Saved data entries:

════

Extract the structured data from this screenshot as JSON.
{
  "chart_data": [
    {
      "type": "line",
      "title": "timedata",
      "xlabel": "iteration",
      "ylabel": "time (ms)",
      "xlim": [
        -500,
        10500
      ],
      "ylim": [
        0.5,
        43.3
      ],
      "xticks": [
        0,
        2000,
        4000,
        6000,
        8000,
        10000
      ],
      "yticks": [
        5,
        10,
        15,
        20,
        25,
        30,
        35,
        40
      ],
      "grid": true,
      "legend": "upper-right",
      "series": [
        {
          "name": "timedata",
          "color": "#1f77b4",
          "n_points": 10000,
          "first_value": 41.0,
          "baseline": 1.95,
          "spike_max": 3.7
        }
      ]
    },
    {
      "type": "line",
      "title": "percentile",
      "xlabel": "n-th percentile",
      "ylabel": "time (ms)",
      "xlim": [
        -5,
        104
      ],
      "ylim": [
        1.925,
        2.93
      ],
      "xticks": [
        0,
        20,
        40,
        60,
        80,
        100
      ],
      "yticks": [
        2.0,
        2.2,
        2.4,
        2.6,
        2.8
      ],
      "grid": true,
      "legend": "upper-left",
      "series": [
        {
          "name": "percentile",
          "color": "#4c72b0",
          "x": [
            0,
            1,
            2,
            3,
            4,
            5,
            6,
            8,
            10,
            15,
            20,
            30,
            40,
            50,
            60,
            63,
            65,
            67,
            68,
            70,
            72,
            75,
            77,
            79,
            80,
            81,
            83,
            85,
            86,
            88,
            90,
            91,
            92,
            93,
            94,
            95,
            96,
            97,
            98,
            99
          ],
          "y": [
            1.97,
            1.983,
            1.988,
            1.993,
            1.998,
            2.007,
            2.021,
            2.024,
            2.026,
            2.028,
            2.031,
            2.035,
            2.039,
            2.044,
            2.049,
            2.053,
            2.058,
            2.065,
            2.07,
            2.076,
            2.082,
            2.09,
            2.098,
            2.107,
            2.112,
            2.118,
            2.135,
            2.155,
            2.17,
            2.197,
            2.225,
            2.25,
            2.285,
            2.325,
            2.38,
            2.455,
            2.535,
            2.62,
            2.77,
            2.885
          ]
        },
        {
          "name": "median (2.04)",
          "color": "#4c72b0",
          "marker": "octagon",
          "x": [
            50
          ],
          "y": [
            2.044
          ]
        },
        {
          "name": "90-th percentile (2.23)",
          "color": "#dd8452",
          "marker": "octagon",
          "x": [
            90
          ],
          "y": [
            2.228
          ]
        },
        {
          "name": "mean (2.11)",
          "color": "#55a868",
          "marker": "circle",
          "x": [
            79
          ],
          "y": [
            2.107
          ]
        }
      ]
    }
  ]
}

════

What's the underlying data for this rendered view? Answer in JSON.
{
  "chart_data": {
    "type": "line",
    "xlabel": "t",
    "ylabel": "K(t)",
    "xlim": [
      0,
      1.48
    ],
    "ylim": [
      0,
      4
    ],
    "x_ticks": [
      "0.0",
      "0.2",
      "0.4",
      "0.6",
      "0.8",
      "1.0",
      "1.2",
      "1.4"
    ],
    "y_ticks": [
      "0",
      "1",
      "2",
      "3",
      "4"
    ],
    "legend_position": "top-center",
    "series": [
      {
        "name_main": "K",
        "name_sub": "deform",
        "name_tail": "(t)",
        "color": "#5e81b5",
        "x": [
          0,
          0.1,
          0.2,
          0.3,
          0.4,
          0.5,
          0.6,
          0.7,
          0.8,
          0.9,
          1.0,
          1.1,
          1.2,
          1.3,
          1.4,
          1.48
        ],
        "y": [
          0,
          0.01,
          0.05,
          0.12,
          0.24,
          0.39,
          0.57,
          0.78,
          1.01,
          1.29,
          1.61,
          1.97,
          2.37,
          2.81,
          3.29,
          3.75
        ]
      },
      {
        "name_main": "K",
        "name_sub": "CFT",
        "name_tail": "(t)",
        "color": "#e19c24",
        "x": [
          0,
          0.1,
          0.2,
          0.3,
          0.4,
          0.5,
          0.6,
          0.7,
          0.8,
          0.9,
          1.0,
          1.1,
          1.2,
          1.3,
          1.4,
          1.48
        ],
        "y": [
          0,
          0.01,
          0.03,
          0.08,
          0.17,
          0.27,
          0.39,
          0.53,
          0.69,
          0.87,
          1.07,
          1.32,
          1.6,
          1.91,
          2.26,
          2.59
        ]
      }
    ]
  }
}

════

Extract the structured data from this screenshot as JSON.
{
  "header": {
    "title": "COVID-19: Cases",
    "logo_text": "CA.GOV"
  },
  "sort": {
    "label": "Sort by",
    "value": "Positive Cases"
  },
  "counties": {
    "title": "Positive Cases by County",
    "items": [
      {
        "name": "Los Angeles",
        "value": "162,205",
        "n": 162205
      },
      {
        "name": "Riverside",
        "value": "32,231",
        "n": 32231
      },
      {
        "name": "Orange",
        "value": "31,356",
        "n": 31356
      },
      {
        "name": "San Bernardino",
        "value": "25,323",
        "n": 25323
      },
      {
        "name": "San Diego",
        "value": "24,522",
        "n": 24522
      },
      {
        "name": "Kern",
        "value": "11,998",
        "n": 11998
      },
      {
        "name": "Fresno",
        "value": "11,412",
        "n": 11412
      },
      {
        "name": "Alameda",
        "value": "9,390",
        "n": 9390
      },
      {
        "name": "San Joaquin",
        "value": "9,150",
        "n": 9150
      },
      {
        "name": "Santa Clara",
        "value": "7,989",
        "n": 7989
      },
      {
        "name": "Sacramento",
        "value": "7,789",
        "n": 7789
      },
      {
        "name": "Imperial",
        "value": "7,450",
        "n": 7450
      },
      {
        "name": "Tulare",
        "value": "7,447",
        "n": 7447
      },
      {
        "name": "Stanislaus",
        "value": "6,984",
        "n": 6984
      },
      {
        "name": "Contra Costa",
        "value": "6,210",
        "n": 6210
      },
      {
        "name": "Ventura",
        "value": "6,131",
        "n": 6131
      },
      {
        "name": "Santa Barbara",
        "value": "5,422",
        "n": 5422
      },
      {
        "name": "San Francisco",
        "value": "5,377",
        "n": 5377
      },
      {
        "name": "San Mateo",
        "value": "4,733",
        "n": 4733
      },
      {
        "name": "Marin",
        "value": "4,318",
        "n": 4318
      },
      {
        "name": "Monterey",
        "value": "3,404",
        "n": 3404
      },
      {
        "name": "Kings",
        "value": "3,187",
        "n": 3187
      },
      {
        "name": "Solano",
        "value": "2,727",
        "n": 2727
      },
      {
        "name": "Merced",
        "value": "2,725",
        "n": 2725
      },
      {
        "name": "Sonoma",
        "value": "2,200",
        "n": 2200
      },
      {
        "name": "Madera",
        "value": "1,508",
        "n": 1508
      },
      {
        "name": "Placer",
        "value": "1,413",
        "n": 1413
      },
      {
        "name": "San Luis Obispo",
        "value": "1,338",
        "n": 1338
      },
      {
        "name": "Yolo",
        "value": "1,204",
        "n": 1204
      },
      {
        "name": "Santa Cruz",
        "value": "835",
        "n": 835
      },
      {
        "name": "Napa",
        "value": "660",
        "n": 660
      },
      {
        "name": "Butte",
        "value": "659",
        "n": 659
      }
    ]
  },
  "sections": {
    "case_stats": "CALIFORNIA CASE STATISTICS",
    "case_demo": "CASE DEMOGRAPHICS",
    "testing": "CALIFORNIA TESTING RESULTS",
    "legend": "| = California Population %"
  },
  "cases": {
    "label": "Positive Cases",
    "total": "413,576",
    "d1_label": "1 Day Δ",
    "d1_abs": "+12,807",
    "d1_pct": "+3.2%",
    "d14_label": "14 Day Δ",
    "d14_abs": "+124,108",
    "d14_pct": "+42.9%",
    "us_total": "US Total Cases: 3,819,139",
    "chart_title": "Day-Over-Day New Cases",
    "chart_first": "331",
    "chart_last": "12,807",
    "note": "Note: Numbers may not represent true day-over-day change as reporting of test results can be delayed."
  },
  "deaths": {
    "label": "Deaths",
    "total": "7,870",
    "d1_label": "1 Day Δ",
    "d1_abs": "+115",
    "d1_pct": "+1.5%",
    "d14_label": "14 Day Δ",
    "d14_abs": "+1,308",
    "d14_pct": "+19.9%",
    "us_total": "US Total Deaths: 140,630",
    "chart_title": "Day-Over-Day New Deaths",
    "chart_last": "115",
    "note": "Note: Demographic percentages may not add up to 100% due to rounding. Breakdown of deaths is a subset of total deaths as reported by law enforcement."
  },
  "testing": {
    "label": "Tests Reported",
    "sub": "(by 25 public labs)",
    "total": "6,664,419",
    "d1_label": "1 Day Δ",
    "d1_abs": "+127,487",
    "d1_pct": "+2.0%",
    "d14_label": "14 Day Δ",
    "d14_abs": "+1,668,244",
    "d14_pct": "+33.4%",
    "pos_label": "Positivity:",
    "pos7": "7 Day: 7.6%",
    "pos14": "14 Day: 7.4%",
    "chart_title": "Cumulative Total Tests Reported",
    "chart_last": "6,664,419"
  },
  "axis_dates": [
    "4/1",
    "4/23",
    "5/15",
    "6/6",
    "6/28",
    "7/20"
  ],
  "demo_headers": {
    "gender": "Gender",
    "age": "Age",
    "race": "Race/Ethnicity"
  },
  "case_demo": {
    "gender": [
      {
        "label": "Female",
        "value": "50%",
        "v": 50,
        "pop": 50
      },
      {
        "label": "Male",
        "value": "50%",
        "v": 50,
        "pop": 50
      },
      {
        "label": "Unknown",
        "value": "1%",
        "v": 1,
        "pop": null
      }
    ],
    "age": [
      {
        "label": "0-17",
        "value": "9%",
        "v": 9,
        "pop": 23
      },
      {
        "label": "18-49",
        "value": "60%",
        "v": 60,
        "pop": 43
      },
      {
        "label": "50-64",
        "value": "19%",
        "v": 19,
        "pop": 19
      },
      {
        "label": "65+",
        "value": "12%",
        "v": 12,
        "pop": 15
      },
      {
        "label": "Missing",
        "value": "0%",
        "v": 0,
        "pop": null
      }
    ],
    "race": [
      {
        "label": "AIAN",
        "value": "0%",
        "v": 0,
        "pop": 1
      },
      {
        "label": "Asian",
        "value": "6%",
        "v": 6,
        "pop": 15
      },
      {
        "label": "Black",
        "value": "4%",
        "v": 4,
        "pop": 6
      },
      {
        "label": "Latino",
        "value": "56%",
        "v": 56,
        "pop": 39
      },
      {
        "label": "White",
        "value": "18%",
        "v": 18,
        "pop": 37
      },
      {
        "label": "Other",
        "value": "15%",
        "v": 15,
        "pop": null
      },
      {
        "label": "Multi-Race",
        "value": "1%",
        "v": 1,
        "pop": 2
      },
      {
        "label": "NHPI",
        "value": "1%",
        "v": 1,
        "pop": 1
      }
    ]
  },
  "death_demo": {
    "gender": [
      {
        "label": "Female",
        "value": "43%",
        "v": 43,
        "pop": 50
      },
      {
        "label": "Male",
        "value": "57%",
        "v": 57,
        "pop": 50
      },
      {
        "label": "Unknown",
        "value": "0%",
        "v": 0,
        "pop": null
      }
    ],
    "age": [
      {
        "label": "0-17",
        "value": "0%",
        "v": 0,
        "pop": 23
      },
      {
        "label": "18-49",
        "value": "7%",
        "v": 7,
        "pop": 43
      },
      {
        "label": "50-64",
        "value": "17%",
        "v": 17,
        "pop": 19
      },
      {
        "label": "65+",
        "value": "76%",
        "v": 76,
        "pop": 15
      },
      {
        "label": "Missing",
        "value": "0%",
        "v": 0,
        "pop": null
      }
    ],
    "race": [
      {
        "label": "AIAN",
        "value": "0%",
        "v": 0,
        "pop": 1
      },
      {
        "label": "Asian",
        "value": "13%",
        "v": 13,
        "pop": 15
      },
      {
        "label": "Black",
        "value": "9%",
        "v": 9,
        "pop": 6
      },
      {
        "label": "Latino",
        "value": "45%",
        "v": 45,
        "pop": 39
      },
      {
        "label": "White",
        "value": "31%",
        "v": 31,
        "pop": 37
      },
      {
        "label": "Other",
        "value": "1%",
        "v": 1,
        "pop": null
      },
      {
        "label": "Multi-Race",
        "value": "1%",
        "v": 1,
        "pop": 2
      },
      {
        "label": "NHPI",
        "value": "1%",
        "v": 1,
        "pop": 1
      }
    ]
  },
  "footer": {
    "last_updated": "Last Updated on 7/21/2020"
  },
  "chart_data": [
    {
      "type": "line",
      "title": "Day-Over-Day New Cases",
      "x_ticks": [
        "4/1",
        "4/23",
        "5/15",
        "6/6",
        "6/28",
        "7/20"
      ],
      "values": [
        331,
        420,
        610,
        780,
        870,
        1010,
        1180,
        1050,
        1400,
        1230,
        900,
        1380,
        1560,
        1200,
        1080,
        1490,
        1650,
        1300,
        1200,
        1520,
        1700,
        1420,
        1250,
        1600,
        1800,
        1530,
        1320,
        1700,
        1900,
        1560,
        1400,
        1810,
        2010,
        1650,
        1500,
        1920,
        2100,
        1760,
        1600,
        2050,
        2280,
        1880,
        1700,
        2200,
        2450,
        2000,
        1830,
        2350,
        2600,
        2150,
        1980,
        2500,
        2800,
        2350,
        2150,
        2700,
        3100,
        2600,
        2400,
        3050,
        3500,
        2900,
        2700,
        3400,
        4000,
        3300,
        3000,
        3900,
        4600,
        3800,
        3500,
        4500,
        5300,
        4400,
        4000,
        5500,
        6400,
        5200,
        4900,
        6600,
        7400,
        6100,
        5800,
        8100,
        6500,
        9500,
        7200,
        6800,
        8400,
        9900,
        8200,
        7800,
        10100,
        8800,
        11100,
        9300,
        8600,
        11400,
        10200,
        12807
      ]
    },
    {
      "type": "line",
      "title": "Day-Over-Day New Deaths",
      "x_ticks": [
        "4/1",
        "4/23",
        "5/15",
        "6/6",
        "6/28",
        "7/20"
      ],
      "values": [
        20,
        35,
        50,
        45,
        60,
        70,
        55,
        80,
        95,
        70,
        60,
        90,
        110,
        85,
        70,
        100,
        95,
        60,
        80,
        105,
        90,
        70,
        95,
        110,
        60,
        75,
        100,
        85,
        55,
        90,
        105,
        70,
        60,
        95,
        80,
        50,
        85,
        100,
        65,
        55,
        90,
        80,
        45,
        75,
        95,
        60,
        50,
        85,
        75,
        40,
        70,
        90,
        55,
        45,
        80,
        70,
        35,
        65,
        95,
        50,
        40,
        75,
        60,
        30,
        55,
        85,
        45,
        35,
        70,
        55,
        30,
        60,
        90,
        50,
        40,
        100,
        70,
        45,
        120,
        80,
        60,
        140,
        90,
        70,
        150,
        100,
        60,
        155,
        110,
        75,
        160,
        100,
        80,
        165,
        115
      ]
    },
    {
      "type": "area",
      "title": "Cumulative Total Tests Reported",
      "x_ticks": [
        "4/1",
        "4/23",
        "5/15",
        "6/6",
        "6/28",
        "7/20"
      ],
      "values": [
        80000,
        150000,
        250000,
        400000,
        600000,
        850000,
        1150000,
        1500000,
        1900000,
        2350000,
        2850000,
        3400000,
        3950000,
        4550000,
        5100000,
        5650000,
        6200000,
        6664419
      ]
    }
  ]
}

════

Exercise details:
Pull out all lines containing "Santa".

Solved problem:
        "name": "Santa Clara",
        "name": "Santa Barbara",
        "name": "Santa Cruz",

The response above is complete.